> CHALLENGE: Without the pictures, copy the entries below word for word.
▼
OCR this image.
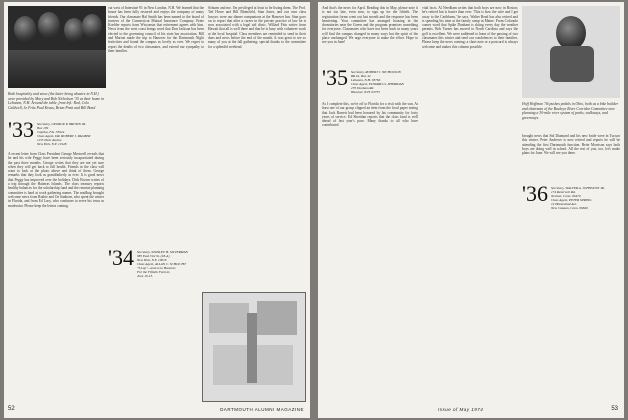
Both hospitality and snow (the latter being abusive in N.H.) were provided by Mary and Bob Nicholson '35 at their home in Lebanon, N.H. Around the table, from left: Rod, Colo Caldwell, Jo Fritz Paul Kraus, Brian Pratt and Bill Bond
'33 Secretary, GEORGE P. BROWN JR.
Box 109
Captiva, Fla. 33924
Class Agent, DR. ROBERT J. PALMER
1155 Park Avenue
New York, N.Y. 10128

A recent letter from Class President George Mestwell reveals that he and his wife Peggy have been seriously incapacitated during the past three months. George writes that they are not yet sure when they will get back to full health. Friends in the class will want to look at the photo above and think of them. George remarks that they look as grandfatherly as ever. It is good news that Peggy has improved over the holidays. Dick Brown writes of a trip through the Hatteras Islands. The class treasury reports healthy balances for the scholarship fund and the reunion planning committee is hard at work gathering names. The mailbag brought welcome news from Ruthie and Oz Sanborn, who spent the winter in Florida, and from Ed Lucy, who continues to serve his town as moderator. Please keep the letters coming.

cut west of Interstate 91 in New London, N.H. We learned that the house has been fully restored and enjoys the company of many friends. Our classmate Hal Smith has been named to the board of trustees of the Connecticut Mutual Insurance Company. Ernie Koehler reports from Wisconsin that retirement agrees with him. News from the west coast brings word that Don Jackson has been elected to the governing council of his state bar association. Bill and Marion made the trip to Hanover for the Dartmouth Night festivities and found the campus as lovely as ever. We regret to report the deaths of two classmates, and extend our sympathy to their families.

Schurm and me. I'm privileged at least to be listing them. The Prof. Ted Howe and Bill Blomfield, Stan Jones, and our own class lawyer, were our dinner companions at the Hanover Inn. Stan goes on to report that after a career in the private practice of law he is now associated with a legal aid clinic. Willard Fitts writes from Hawaii that all is well there and that he is busy with volunteer work at the local hospital. Class members are reminded to send in their dues and news before the end of the month. It was great to see so many of you at the fall gathering; special thanks to the committee for a splendid weekend.

'34 Secretary, STANLEY H. SILVERMAN
385 East 31st St. (18-A)
New York, N.Y. 10016
Class Agent, ALLAN C. SCHLICHT
"34 up"—and so to Hanover,
For the Fiftieth Forever,
June 10-13.
52	DARTMOUTH ALUMNI MAGAZINE

And that's the news for April. Reading this in May, please note it is not too late, even now, to sign up for the fiftieth. The registration forms went out last month and the response has been heartening. Your committee has arranged housing in the dormitories near the Green and the program promises something for everyone. Classmates who have not been back in many years will find the campus changed in many ways but the spirit of the place unchanged. We urge everyone to make the effort. Hope to see you in June!

'35 Secretary, ROBERT J. NICHOLSON
RR #1, Box 42
Lebanon, N.H. 03766
Class Agent, EDWARD G. SHERIDAN
270 Dunham Rd.
Hanover, N.H. 03755

As I complete this, we're off to Florida for a visit with the sun. At least one of our group clipped an item from the local paper noting that Jack Barrett had been honored by his community for forty years of service. Ed Sheridan reports that the class fund is well ahead of last year's pace. Many thanks to all who have contributed.

vital facts. Al Needham writes that both boys are now in Boston; he's retired but is busier than ever. 'This is how the wife and I get away to the Caribbean,' he says. Walter Read has also retired and is spending his time at the family camp in Maine. From Colorado comes word that Spike Dunham is skiing every day the weather permits. Bob Turner has moved to North Carolina and says the golf is excellent. We were saddened to learn of the passing of two classmates this winter and send our condolences to their families. Please keep the news coming; a short note or a postcard is always welcome and makes this column possible.

Hoff Hoffman '36 pushes pedals in Ohio, both as a bike builder and chairman of the Buckeye River Corridor Committee now planning a 30-mile river system of parks, walkways, and greenways.

brought news that Sid Diamond and his new bride were in Tucson this winter. Peter Andrews is now retired and reports he will be attending the first Dartmouth function. Bette Morrison says both boys are doing well in school. All the rest of you, too, let's make plans for June. We will see you there.

'36 Secretary, WALTER A. JOHNSTON JR.
174 Reservoir Rd.
Newton, Conn. 06470
Class Agent, PETER SPRING
14 Homestead Ave.
New Canaan, Conn. 06840
Issue of May 1974	53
▲
> PROBLEM SOLUTION:
OCR this image.
Both hospitality and snow (the latter being abusive in N.H.) were provided by Mary and Bob Nicholson '35 at their home in Lebanon, N.H. Around the table, from left: Rod, Colo Caldwell, Jo Fritz Paul Kraus, Brian Pratt and Bill Bond
'33 Secretary, GEORGE P. BROWN JR.
Box 109
Captiva, Fla. 33924
Class Agent, DR. ROBERT J. PALMER
1155 Park Avenue
New York, N.Y. 10128

A recent letter from Class President George Mestwell reveals that he and his wife Peggy have been seriously incapacitated during the past three months. George writes that they are not yet sure when they will get back to full health. Friends in the class will want to look at the photo above and think of them. George remarks that they look as grandfatherly as ever. It is good news that Peggy has improved over the holidays. Dick Brown writes of a trip through the Hatteras Islands. The class treasury reports healthy balances for the scholarship fund and the reunion planning committee is hard at work gathering names. The mailbag brought welcome news from Ruthie and Oz Sanborn, who spent the winter in Florida, and from Ed Lucy, who continues to serve his town as moderator. Please keep the letters coming.

cut west of Interstate 91 in New London, N.H. We learned that the house has been fully restored and enjoys the company of many friends. Our classmate Hal Smith has been named to the board of trustees of the Connecticut Mutual Insurance Company. Ernie Koehler reports from Wisconsin that retirement agrees with him. News from the west coast brings word that Don Jackson has been elected to the governing council of his state bar association. Bill and Marion made the trip to Hanover for the Dartmouth Night festivities and found the campus as lovely as ever. We regret to report the deaths of two classmates, and extend our sympathy to their families.

Schurm and me. I'm privileged at least to be listing them. The Prof. Ted Howe and Bill Blomfield, Stan Jones, and our own class lawyer, were our dinner companions at the Hanover Inn. Stan goes on to report that after a career in the private practice of law he is now associated with a legal aid clinic. Willard Fitts writes from Hawaii that all is well there and that he is busy with volunteer work at the local hospital. Class members are reminded to send in their dues and news before the end of the month. It was great to see so many of you at the fall gathering; special thanks to the committee for a splendid weekend.

'34 Secretary, STANLEY H. SILVERMAN
385 East 31st St. (18-A)
New York, N.Y. 10016
Class Agent, ALLAN C. SCHLICHT
"34 up"—and so to Hanover,
For the Fiftieth Forever,
June 10-13.
52	DARTMOUTH ALUMNI MAGAZINE

And that's the news for April. Reading this in May, please note it is not too late, even now, to sign up for the fiftieth. The registration forms went out last month and the response has been heartening. Your committee has arranged housing in the dormitories near the Green and the program promises something for everyone. Classmates who have not been back in many years will find the campus changed in many ways but the spirit of the place unchanged. We urge everyone to make the effort. Hope to see you in June!

'35 Secretary, ROBERT J. NICHOLSON
RR #1, Box 42
Lebanon, N.H. 03766
Class Agent, EDWARD G. SHERIDAN
270 Dunham Rd.
Hanover, N.H. 03755

As I complete this, we're off to Florida for a visit with the sun. At least one of our group clipped an item from the local paper noting that Jack Barrett had been honored by his community for forty years of service. Ed Sheridan reports that the class fund is well ahead of last year's pace. Many thanks to all who have contributed.

vital facts. Al Needham writes that both boys are now in Boston; he's retired but is busier than ever. 'This is how the wife and I get away to the Caribbean,' he says. Walter Read has also retired and is spending his time at the family camp in Maine. From Colorado comes word that Spike Dunham is skiing every day the weather permits. Bob Turner has moved to North Carolina and says the golf is excellent. We were saddened to learn of the passing of two classmates this winter and send our condolences to their families. Please keep the news coming; a short note or a postcard is always welcome and makes this column possible.

Hoff Hoffman '36 pushes pedals in Ohio, both as a bike builder and chairman of the Buckeye River Corridor Committee now planning a 30-mile river system of parks, walkways, and greenways.

brought news that Sid Diamond and his new bride were in Tucson this winter. Peter Andrews is now retired and reports he will be attending the first Dartmouth function. Bette Morrison says both boys are doing well in school. All the rest of you, too, let's make plans for June. We will see you there.

'36 Secretary, WALTER A. JOHNSTON JR.
174 Reservoir Rd.
Newton, Conn. 06470
Class Agent, PETER SPRING
14 Homestead Ave.
New Canaan, Conn. 06840
Issue of May 1974	53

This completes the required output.